[Start of DATASET ROWS]

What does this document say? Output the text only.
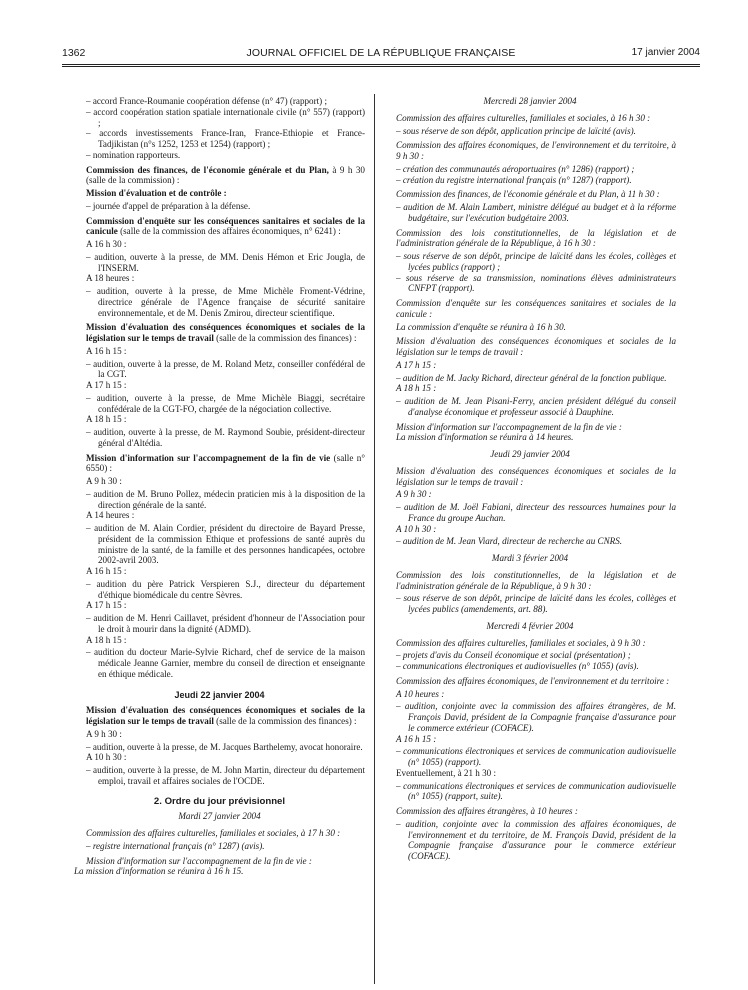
1362	JOURNAL OFFICIEL DE LA RÉPUBLIQUE FRANÇAISE	17 janvier 2004

– accord France-Roumanie coopération défense (n° 47) (rapport) ;

– accord coopération station spatiale internationale civile (n° 557) (rapport) ;

– accords investissements France-Iran, France-Ethiopie et France-Tadjikistan (n°s 1252, 1253 et 1254) (rapport) ;

– nomination rapporteurs.

Commission des finances, de l'économie générale et du Plan, à 9 h 30 (salle de la commission) :

Mission d'évaluation et de contrôle :

– journée d'appel de préparation à la défense.

Commission d'enquête sur les conséquences sanitaires et sociales de la canicule (salle de la commission des affaires économiques, n° 6241) :

A 16 h 30 :

– audition, ouverte à la presse, de MM. Denis Hémon et Eric Jougla, de l'INSERM.

A 18 heures :

– audition, ouverte à la presse, de Mme Michèle Froment-Védrine, directrice générale de l'Agence française de sécurité sanitaire environnementale, et de M. Denis Zmirou, directeur scientifique.

Mission d'évaluation des conséquences économiques et sociales de la législation sur le temps de travail (salle de la commission des finances) :

A 16 h 15 :

– audition, ouverte à la presse, de M. Roland Metz, conseiller confédéral de la CGT.

A 17 h 15 :

– audition, ouverte à la presse, de Mme Michèle Biaggi, secrétaire confédérale de la CGT-FO, chargée de la négociation collective.

A 18 h 15 :

– audition, ouverte à la presse, de M. Raymond Soubie, président-directeur général d'Altédia.

Mission d'information sur l'accompagnement de la fin de vie (salle n° 6550) :

A 9 h 30 :

– audition de M. Bruno Pollez, médecin praticien mis à la disposition de la direction générale de la santé.

A 14 heures :

– audition de M. Alain Cordier, président du directoire de Bayard Presse, président de la commission Ethique et professions de santé auprès du ministre de la santé, de la famille et des personnes handicapées, octobre 2002-avril 2003.

A 16 h 15 :

– audition du père Patrick Verspieren S.J., directeur du département d'éthique biomédicale du centre Sèvres.

A 17 h 15 :

– audition de M. Henri Caillavet, président d'honneur de l'Association pour le droit à mourir dans la dignité (ADMD).

A 18 h 15 :

– audition du docteur Marie-Sylvie Richard, chef de service de la maison médicale Jeanne Garnier, membre du conseil de direction et enseignante en éthique médicale.

Jeudi 22 janvier 2004

Mission d'évaluation des conséquences économiques et sociales de la législation sur le temps de travail (salle de la commission des finances) :

A 9 h 30 :

– audition, ouverte à la presse, de M. Jacques Barthelemy, avocat honoraire.

A 10 h 30 :

– audition, ouverte à la presse, de M. John Martin, directeur du département emploi, travail et affaires sociales de l'OCDE.

2. Ordre du jour prévisionnel

Mardi 27 janvier 2004

Commission des affaires culturelles, familiales et sociales, à 17 h 30 :

– registre international français (n° 1287) (avis).

Mission d'information sur l'accompagnement de la fin de vie :

La mission d'information se réunira à 16 h 15.

Mercredi 28 janvier 2004

Commission des affaires culturelles, familiales et sociales, à 16 h 30 :

– sous réserve de son dépôt, application principe de laïcité (avis).

Commission des affaires économiques, de l'environnement et du territoire, à 9 h 30 :

– création des communautés aéroportuaires (n° 1286) (rapport) ;

– création du registre international français (n° 1287) (rapport).

Commission des finances, de l'économie générale et du Plan, à 11 h 30 :

– audition de M. Alain Lambert, ministre délégué au budget et à la réforme budgétaire, sur l'exécution budgétaire 2003.

Commission des lois constitutionnelles, de la législation et de l'administration générale de la République, à 16 h 30 :

– sous réserve de son dépôt, principe de laïcité dans les écoles, collèges et lycées publics (rapport) ;

– sous réserve de sa transmission, nominations élèves administrateurs CNFPT (rapport).

Commission d'enquête sur les conséquences sanitaires et sociales de la canicule :

La commission d'enquête se réunira à 16 h 30.

Mission d'évaluation des conséquences économiques et sociales de la législation sur le temps de travail :

A 17 h 15 :

– audition de M. Jacky Richard, directeur général de la fonction publique.

A 18 h 15 :

– audition de M. Jean Pisani-Ferry, ancien président délégué du conseil d'analyse économique et professeur associé à Dauphine.

Mission d'information sur l'accompagnement de la fin de vie :

La mission d'information se réunira à 14 heures.

Jeudi 29 janvier 2004

Mission d'évaluation des conséquences économiques et sociales de la législation sur le temps de travail :

A 9 h 30 :

– audition de M. Joël Fabiani, directeur des ressources humaines pour la France du groupe Auchan.

A 10 h 30 :

– audition de M. Jean Viard, directeur de recherche au CNRS.

Mardi 3 février 2004

Commission des lois constitutionnelles, de la législation et de l'administration générale de la République, à 9 h 30 :

– sous réserve de son dépôt, principe de laïcité dans les écoles, collèges et lycées publics (amendements, art. 88).

Mercredi 4 février 2004

Commission des affaires culturelles, familiales et sociales, à 9 h 30 :

– projets d'avis du Conseil économique et social (présentation) ;

– communications électroniques et audiovisuelles (n° 1055) (avis).

Commission des affaires économiques, de l'environnement et du territoire :

A 10 heures :

– audition, conjointe avec la commission des affaires étrangères, de M. François David, président de la Compagnie française d'assurance pour le commerce extérieur (COFACE).

A 16 h 15 :

– communications électroniques et services de communication audiovisuelle (n° 1055) (rapport).

Eventuellement, à 21 h 30 :

– communications électroniques et services de communication audiovisuelle (n° 1055) (rapport, suite).

Commission des affaires étrangères, à 10 heures :

– audition, conjointe avec la commission des affaires économiques, de l'environnement et du territoire, de M. François David, président de la Compagnie française d'assurance pour le commerce extérieur (COFACE).
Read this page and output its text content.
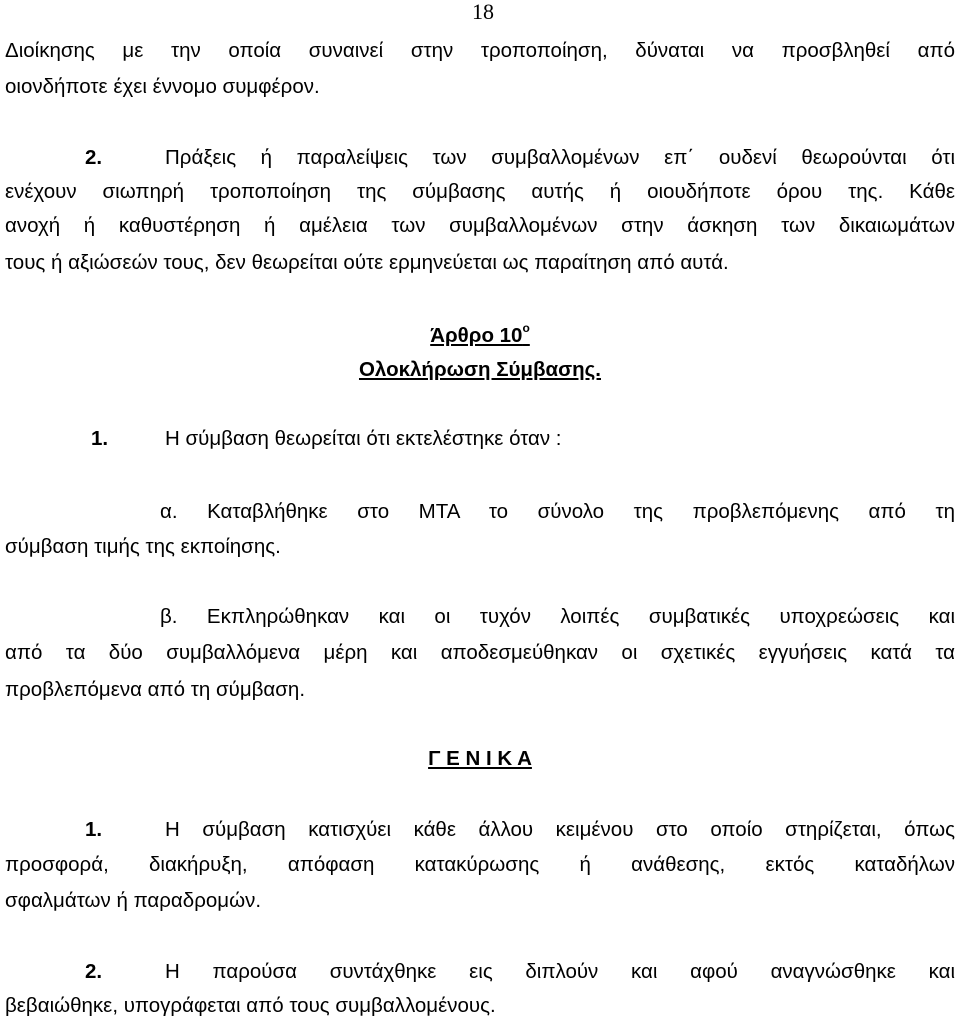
18
Διοίκησης με την οποία συναινεί στην τροποποίηση, δύναται να προσβληθεί από
οιονδήποτε έχει έννομο συμφέρον.
2.	Πράξεις ή παραλείψεις των συμβαλλομένων επ΄ ουδενί θεωρούνται ότι
ενέχουν σιωπηρή τροποποίηση της σύμβασης αυτής ή οιουδήποτε όρου της. Κάθε
ανοχή ή καθυστέρηση ή αμέλεια των συμβαλλομένων στην άσκηση των δικαιωμάτων
τους ή αξιώσεών τους, δεν θεωρείται ούτε ερμηνεύεται ως παραίτηση από αυτά.
Άρθρο $10^o$
Ολοκλήρωση Σύμβασης.
1.	Η σύμβαση θεωρείται ότι εκτελέστηκε όταν :
α. Καταβλήθηκε στο ΜΤΑ το σύνολο της προβλεπόμενης από τη
σύμβαση τιμής της εκποίησης.
β. Εκπληρώθηκαν και οι τυχόν λοιπές συμβατικές υποχρεώσεις και
από τα δύο συμβαλλόμενα μέρη και αποδεσμεύθηκαν οι σχετικές εγγυήσεις κατά τα
προβλεπόμενα από τη σύμβαση.
Γ Ε Ν Ι Κ Α
1.	Η σύμβαση κατισχύει κάθε άλλου κειμένου στο οποίο στηρίζεται, όπως
προσφορά, διακήρυξη, απόφαση κατακύρωσης ή ανάθεσης, εκτός καταδήλων
σφαλμάτων ή παραδρομών.
2.	Η παρούσα συντάχθηκε εις διπλούν και αφού αναγνώσθηκε και
βεβαιώθηκε, υπογράφεται από τους συμβαλλομένους.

[End of DATASET ROWS]

__TASK TO COMPLETE__. Take the data above and repeat it exactly, leaving each picture out.

__PROBLEM SOLUTION__.
What does this document say? Output the text only.
1362	JOURNAL OFFICIEL DE LA RÉPUBLIQUE FRANÇAISE	17 janvier 2004

– accord France-Roumanie coopération défense (n° 47) (rapport) ;

– accord coopération station spatiale internationale civile (n° 557) (rapport) ;

– accords investissements France-Iran, France-Ethiopie et France-Tadjikistan (n°s 1252, 1253 et 1254) (rapport) ;

– nomination rapporteurs.

Commission des finances, de l'économie générale et du Plan, à 9 h 30 (salle de la commission) :

Mission d'évaluation et de contrôle :

– journée d'appel de préparation à la défense.

Commission d'enquête sur les conséquences sanitaires et sociales de la canicule (salle de la commission des affaires économiques, n° 6241) :

A 16 h 30 :

– audition, ouverte à la presse, de MM. Denis Hémon et Eric Jougla, de l'INSERM.

A 18 heures :

– audition, ouverte à la presse, de Mme Michèle Froment-Védrine, directrice générale de l'Agence française de sécurité sanitaire environnementale, et de M. Denis Zmirou, directeur scientifique.

Mission d'évaluation des conséquences économiques et sociales de la législation sur le temps de travail (salle de la commission des finances) :

A 16 h 15 :

– audition, ouverte à la presse, de M. Roland Metz, conseiller confédéral de la CGT.

A 17 h 15 :

– audition, ouverte à la presse, de Mme Michèle Biaggi, secrétaire confédérale de la CGT-FO, chargée de la négociation collective.

A 18 h 15 :

– audition, ouverte à la presse, de M. Raymond Soubie, président-directeur général d'Altédia.

Mission d'information sur l'accompagnement de la fin de vie (salle n° 6550) :

A 9 h 30 :

– audition de M. Bruno Pollez, médecin praticien mis à la disposition de la direction générale de la santé.

A 14 heures :

– audition de M. Alain Cordier, président du directoire de Bayard Presse, président de la commission Ethique et professions de santé auprès du ministre de la santé, de la famille et des personnes handicapées, octobre 2002-avril 2003.

A 16 h 15 :

– audition du père Patrick Verspieren S.J., directeur du département d'éthique biomédicale du centre Sèvres.

A 17 h 15 :

– audition de M. Henri Caillavet, président d'honneur de l'Association pour le droit à mourir dans la dignité (ADMD).

A 18 h 15 :

– audition du docteur Marie-Sylvie Richard, chef de service de la maison médicale Jeanne Garnier, membre du conseil de direction et enseignante en éthique médicale.

Jeudi 22 janvier 2004

Mission d'évaluation des conséquences économiques et sociales de la législation sur le temps de travail (salle de la commission des finances) :

A 9 h 30 :

– audition, ouverte à la presse, de M. Jacques Barthelemy, avocat honoraire.

A 10 h 30 :

– audition, ouverte à la presse, de M. John Martin, directeur du département emploi, travail et affaires sociales de l'OCDE.

2. Ordre du jour prévisionnel

Mardi 27 janvier 2004

Commission des affaires culturelles, familiales et sociales, à 17 h 30 :

– registre international français (n° 1287) (avis).

Mission d'information sur l'accompagnement de la fin de vie :

La mission d'information se réunira à 16 h 15.

Mercredi 28 janvier 2004

Commission des affaires culturelles, familiales et sociales, à 16 h 30 :

– sous réserve de son dépôt, application principe de laïcité (avis).

Commission des affaires économiques, de l'environnement et du territoire, à 9 h 30 :

– création des communautés aéroportuaires (n° 1286) (rapport) ;

– création du registre international français (n° 1287) (rapport).

Commission des finances, de l'économie générale et du Plan, à 11 h 30 :

– audition de M. Alain Lambert, ministre délégué au budget et à la réforme budgétaire, sur l'exécution budgétaire 2003.

Commission des lois constitutionnelles, de la législation et de l'administration générale de la République, à 16 h 30 :

– sous réserve de son dépôt, principe de laïcité dans les écoles, collèges et lycées publics (rapport) ;

– sous réserve de sa transmission, nominations élèves administrateurs CNFPT (rapport).

Commission d'enquête sur les conséquences sanitaires et sociales de la canicule :

La commission d'enquête se réunira à 16 h 30.

Mission d'évaluation des conséquences économiques et sociales de la législation sur le temps de travail :

A 17 h 15 :

– audition de M. Jacky Richard, directeur général de la fonction publique.

A 18 h 15 :

– audition de M. Jean Pisani-Ferry, ancien président délégué du conseil d'analyse économique et professeur associé à Dauphine.

Mission d'information sur l'accompagnement de la fin de vie :

La mission d'information se réunira à 14 heures.

Jeudi 29 janvier 2004

Mission d'évaluation des conséquences économiques et sociales de la législation sur le temps de travail :

A 9 h 30 :

– audition de M. Joël Fabiani, directeur des ressources humaines pour la France du groupe Auchan.

A 10 h 30 :

– audition de M. Jean Viard, directeur de recherche au CNRS.

Mardi 3 février 2004

Commission des lois constitutionnelles, de la législation et de l'administration générale de la République, à 9 h 30 :

– sous réserve de son dépôt, principe de laïcité dans les écoles, collèges et lycées publics (amendements, art. 88).

Mercredi 4 février 2004

Commission des affaires culturelles, familiales et sociales, à 9 h 30 :

– projets d'avis du Conseil économique et social (présentation) ;

– communications électroniques et audiovisuelles (n° 1055) (avis).

Commission des affaires économiques, de l'environnement et du territoire :

A 10 heures :

– audition, conjointe avec la commission des affaires étrangères, de M. François David, président de la Compagnie française d'assurance pour le commerce extérieur (COFACE).

A 16 h 15 :

– communications électroniques et services de communication audiovisuelle (n° 1055) (rapport).

Eventuellement, à 21 h 30 :

– communications électroniques et services de communication audiovisuelle (n° 1055) (rapport, suite).

Commission des affaires étrangères, à 10 heures :

– audition, conjointe avec la commission des affaires économiques, de l'environnement et du territoire, de M. François David, président de la Compagnie française d'assurance pour le commerce extérieur (COFACE).
Read this page and output its text content.
18
Διοίκησης με την οποία συναινεί στην τροποποίηση, δύναται να προσβληθεί από
οιονδήποτε έχει έννομο συμφέρον.
2.	Πράξεις ή παραλείψεις των συμβαλλομένων επ΄ ουδενί θεωρούνται ότι
ενέχουν σιωπηρή τροποποίηση της σύμβασης αυτής ή οιουδήποτε όρου της. Κάθε
ανοχή ή καθυστέρηση ή αμέλεια των συμβαλλομένων στην άσκηση των δικαιωμάτων
τους ή αξιώσεών τους, δεν θεωρείται ούτε ερμηνεύεται ως παραίτηση από αυτά.
Άρθρο $10^o$
Ολοκλήρωση Σύμβασης.
1.	Η σύμβαση θεωρείται ότι εκτελέστηκε όταν :
α. Καταβλήθηκε στο ΜΤΑ το σύνολο της προβλεπόμενης από τη
σύμβαση τιμής της εκποίησης.
β. Εκπληρώθηκαν και οι τυχόν λοιπές συμβατικές υποχρεώσεις και
από τα δύο συμβαλλόμενα μέρη και αποδεσμεύθηκαν οι σχετικές εγγυήσεις κατά τα
προβλεπόμενα από τη σύμβαση.
Γ Ε Ν Ι Κ Α
1.	Η σύμβαση κατισχύει κάθε άλλου κειμένου στο οποίο στηρίζεται, όπως
προσφορά, διακήρυξη, απόφαση κατακύρωσης ή ανάθεσης, εκτός καταδήλων
σφαλμάτων ή παραδρομών.
2.	Η παρούσα συντάχθηκε εις διπλούν και αφού αναγνώσθηκε και
βεβαιώθηκε, υπογράφεται από τους συμβαλλομένους.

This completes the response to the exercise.